Work instructions: Below are some records; copy each line in them that contains "name".

** Opening Provided records block **

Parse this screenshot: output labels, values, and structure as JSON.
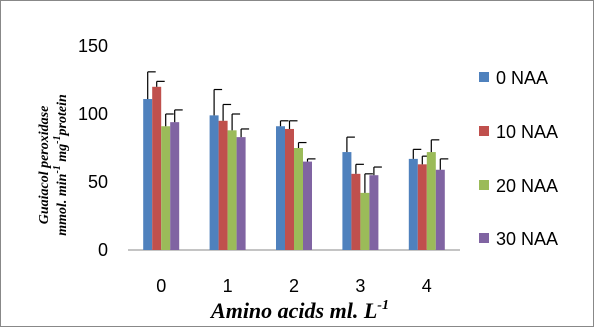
{
  "chart_data": {
    "type": "bar",
    "ylabel_line1": "Guaiacol peroxidase",
    "ylabel_line2_parts": [
      "mmol. min",
      "-1",
      " mg",
      "-1",
      "protein"
    ],
    "xlabel_parts": [
      "Amino acids ml. L",
      "-1"
    ],
    "categories": [
      "0",
      "1",
      "2",
      "3",
      "4"
    ],
    "ylim": [
      0,
      150
    ],
    "yticks": [
      "0",
      "50",
      "100",
      "150"
    ],
    "legend_placement": "right",
    "grid": false,
    "error_bars": "upper only",
    "series": [
      {
        "name": "0 NAA",
        "color": "#4F81BD",
        "values": [
          111,
          99,
          91,
          72,
          67
        ],
        "errors": [
          20,
          19,
          4,
          11,
          7
        ]
      },
      {
        "name": "10 NAA",
        "color": "#C0504D",
        "values": [
          120,
          95,
          89,
          56,
          63
        ],
        "errors": [
          4,
          12,
          6,
          7,
          6
        ]
      },
      {
        "name": "20 NAA",
        "color": "#9BBB59",
        "values": [
          91,
          88,
          75,
          42,
          72
        ],
        "errors": [
          9,
          12,
          4,
          14,
          9
        ]
      },
      {
        "name": "30 NAA",
        "color": "#8064A2",
        "values": [
          94,
          83,
          65,
          55,
          59
        ],
        "errors": [
          9,
          6,
          2,
          6,
          8
        ]
      }
    ]
  }
}
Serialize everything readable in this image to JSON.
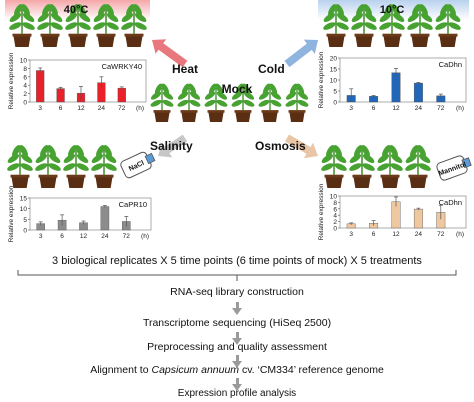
{
  "treatments": {
    "heat": {
      "temp_label": "40°C",
      "arrow_label": "Heat",
      "arrow_color": "#e8787d",
      "bg_color": "#f3a9ab"
    },
    "cold": {
      "temp_label": "10°C",
      "arrow_label": "Cold",
      "arrow_color": "#8fb4e0",
      "bg_color": "#bcd3ee"
    },
    "mock": {
      "label": "Mock"
    },
    "salinity": {
      "arrow_label": "Salinity",
      "arrow_color": "#c6c6c6",
      "reagent_label": "NaCl"
    },
    "osmosis": {
      "arrow_label": "Osmosis",
      "arrow_color": "#e8c6a6",
      "reagent_label": "Mannitol"
    }
  },
  "chart_data": [
    {
      "type": "bar",
      "panel": "heat",
      "gene": "CaWRKY40",
      "categories": [
        "3",
        "6",
        "12",
        "24",
        "72"
      ],
      "values": [
        7.5,
        3.2,
        2.1,
        4.6,
        3.3
      ],
      "errors": [
        0.6,
        0.3,
        1.6,
        1.4,
        0.3
      ],
      "ylim": [
        0,
        10
      ],
      "yticks": [
        0,
        2,
        4,
        6,
        8,
        10
      ],
      "ylabel": "Relative expression",
      "x_unit": "(h)",
      "color": "#e8212a"
    },
    {
      "type": "bar",
      "panel": "cold",
      "gene": "CaDhn",
      "categories": [
        "3",
        "6",
        "12",
        "24",
        "72"
      ],
      "values": [
        3.0,
        2.6,
        13.3,
        8.6,
        2.8
      ],
      "errors": [
        3.0,
        0.4,
        2.0,
        0.3,
        0.8
      ],
      "ylim": [
        0,
        20
      ],
      "yticks": [
        0,
        5,
        10,
        15,
        20
      ],
      "ylabel": "Relative expression",
      "x_unit": "(h)",
      "color": "#2166b8"
    },
    {
      "type": "bar",
      "panel": "salinity",
      "gene": "CaPR10",
      "categories": [
        "3",
        "6",
        "12",
        "24",
        "72"
      ],
      "values": [
        3.0,
        4.6,
        3.4,
        11.0,
        4.0
      ],
      "errors": [
        0.8,
        2.5,
        0.8,
        0.5,
        2.4
      ],
      "ylim": [
        0,
        15
      ],
      "yticks": [
        0,
        5,
        10,
        15
      ],
      "ylabel": "Relative expression",
      "x_unit": "(h)",
      "color": "#8c8c8c"
    },
    {
      "type": "bar",
      "panel": "osmosis",
      "gene": "CaDhn",
      "categories": [
        "3",
        "6",
        "12",
        "24",
        "72"
      ],
      "values": [
        1.3,
        1.5,
        8.2,
        5.9,
        4.9
      ],
      "errors": [
        0.3,
        0.8,
        1.5,
        0.3,
        2.2
      ],
      "ylim": [
        0,
        10
      ],
      "yticks": [
        0,
        2,
        4,
        6,
        8,
        10
      ],
      "ylabel": "Relative expression",
      "x_unit": "(h)",
      "color": "#f0c8a0"
    }
  ],
  "workflow": {
    "summary": "3 biological replicates X 5 time points (6 time points of mock) X 5 treatments",
    "steps": [
      "RNA-seq library construction",
      "Transcriptome sequencing (HiSeq 2500)",
      "Preprocessing and quality assessment",
      {
        "prefix": "Alignment to ",
        "italic": "Capsicum annuum",
        "suffix": " cv. ‘CM334’ reference genome"
      },
      "Expression profile analysis"
    ]
  }
}
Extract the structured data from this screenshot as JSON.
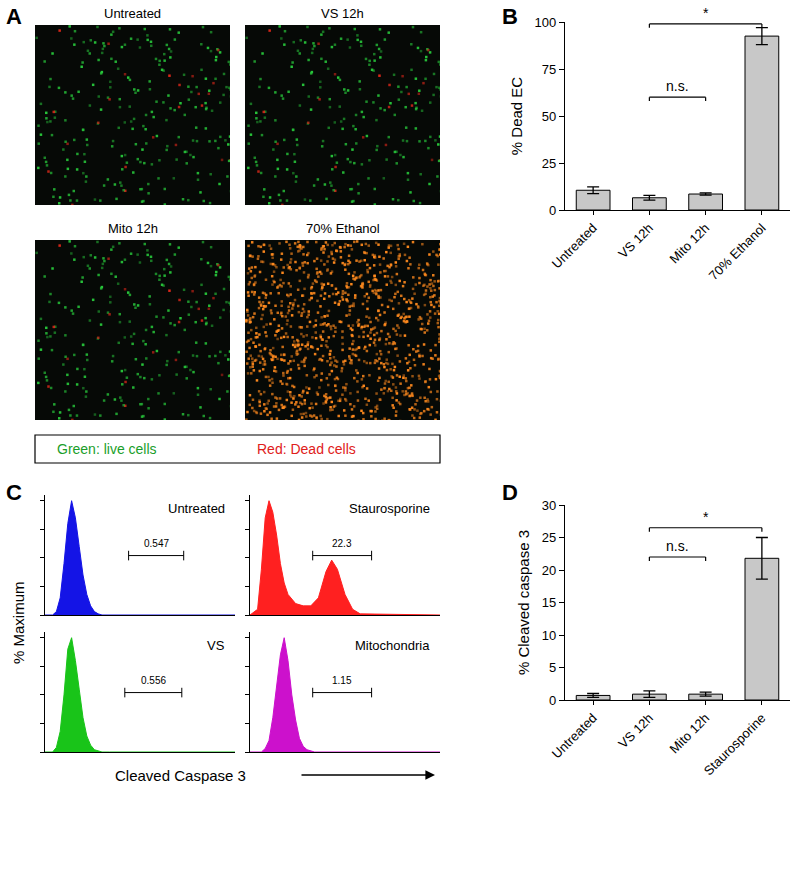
{
  "chart_data": [
    {
      "panel": "A",
      "type": "image",
      "images": [
        {
          "title": "Untreated",
          "colors": [
            "#27c43a",
            "#e0281a"
          ]
        },
        {
          "title": "VS 12h",
          "colors": [
            "#27c43a",
            "#e0281a"
          ]
        },
        {
          "title": "Mito 12h",
          "colors": [
            "#27c43a",
            "#e0281a"
          ]
        },
        {
          "title": "70% Ethanol",
          "colors": [
            "#ff8a1e"
          ]
        }
      ],
      "key": [
        {
          "text": "Green: live cells",
          "color": "#1a9e2a"
        },
        {
          "text": "Red: Dead cells",
          "color": "#e0201a"
        }
      ]
    },
    {
      "panel": "B",
      "type": "bar",
      "categories": [
        "Untreated",
        "VS 12h",
        "Mito 12h",
        "70% Ethanol"
      ],
      "values": [
        10.5,
        6.5,
        8.5,
        92.5
      ],
      "errors": [
        1.8,
        1.3,
        0.6,
        4.5
      ],
      "color": "#c8c8c8",
      "ylabel": "% Dead EC",
      "ylim": [
        0,
        100
      ],
      "yticks": [
        0,
        25,
        50,
        75,
        100
      ],
      "annotations": [
        {
          "text": "n.s.",
          "from": "VS 12h",
          "to": "Mito 12h",
          "y": 60
        },
        {
          "text": "*",
          "from": "VS 12h",
          "to": "70% Ethanol",
          "y": 99
        }
      ]
    },
    {
      "panel": "C",
      "type": "area",
      "ylabel": "% Maximum",
      "xlabel": "Cleaved Caspase 3",
      "xlim": [
        0,
        100
      ],
      "ylim": [
        0,
        105
      ],
      "yticks": [
        0,
        25,
        50,
        75,
        100
      ],
      "tick_labels": false,
      "series": [
        {
          "name": "Untreated",
          "color": "#1414e6",
          "x": [
            0,
            4,
            6,
            8,
            10,
            12,
            14,
            16,
            18,
            20,
            22,
            24,
            26,
            28,
            30,
            34,
            40,
            100
          ],
          "values": [
            0,
            0,
            3,
            15,
            45,
            80,
            100,
            85,
            60,
            35,
            18,
            8,
            3,
            1,
            0,
            0,
            0,
            0
          ],
          "gate": {
            "value": 0.547,
            "x0": 44,
            "x1": 73,
            "y": 52
          }
        },
        {
          "name": "Staurosporine",
          "color": "#ff2020",
          "x": [
            0,
            4,
            6,
            8,
            10,
            12,
            14,
            16,
            18,
            20,
            24,
            28,
            32,
            36,
            40,
            43,
            46,
            50,
            54,
            58,
            100
          ],
          "values": [
            0,
            5,
            40,
            85,
            100,
            90,
            70,
            45,
            28,
            18,
            10,
            8,
            8,
            15,
            38,
            48,
            40,
            18,
            5,
            1,
            0
          ],
          "gate": {
            "value": 22.3,
            "x0": 33,
            "x1": 64,
            "y": 52
          }
        },
        {
          "name": "VS",
          "color": "#19c419",
          "x": [
            0,
            4,
            6,
            8,
            10,
            12,
            14,
            16,
            18,
            20,
            22,
            24,
            26,
            28,
            30,
            34,
            40,
            100
          ],
          "values": [
            0,
            0,
            4,
            18,
            50,
            90,
            100,
            80,
            55,
            30,
            14,
            6,
            2,
            1,
            0,
            0,
            0,
            0
          ],
          "gate": {
            "value": 0.556,
            "x0": 42,
            "x1": 72,
            "y": 52
          }
        },
        {
          "name": "Mitochondria",
          "color": "#cc11cc",
          "x": [
            0,
            4,
            6,
            8,
            10,
            12,
            14,
            16,
            18,
            20,
            22,
            24,
            26,
            28,
            30,
            34,
            40,
            100
          ],
          "values": [
            0,
            0,
            0,
            3,
            10,
            30,
            60,
            85,
            100,
            80,
            50,
            28,
            12,
            5,
            2,
            0,
            0,
            0
          ],
          "gate": {
            "value": 1.15,
            "x0": 33,
            "x1": 64,
            "y": 52
          }
        }
      ]
    },
    {
      "panel": "D",
      "type": "bar",
      "categories": [
        "Untreated",
        "VS 12h",
        "Mito 12h",
        "Staurosporine"
      ],
      "values": [
        0.7,
        0.9,
        0.9,
        21.8
      ],
      "errors": [
        0.3,
        0.5,
        0.3,
        3.2
      ],
      "color": "#c8c8c8",
      "ylabel": "% Cleaved caspase 3",
      "ylim": [
        0,
        30
      ],
      "yticks": [
        0,
        5,
        10,
        15,
        20,
        25,
        30
      ],
      "annotations": [
        {
          "text": "n.s.",
          "from": "VS 12h",
          "to": "Mito 12h",
          "y": 22
        },
        {
          "text": "*",
          "from": "VS 12h",
          "to": "Staurosporine",
          "y": 26.5
        }
      ]
    }
  ]
}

** Closing Provided records block **

Result of this task:
        "name": "0 NAA",
        "name": "10 NAA",
        "name": "20 NAA",
        "name": "30 NAA",
          "name": "Untreated",
          "name": "Staurosporine",
          "name": "VS",
          "name": "Mitochondria",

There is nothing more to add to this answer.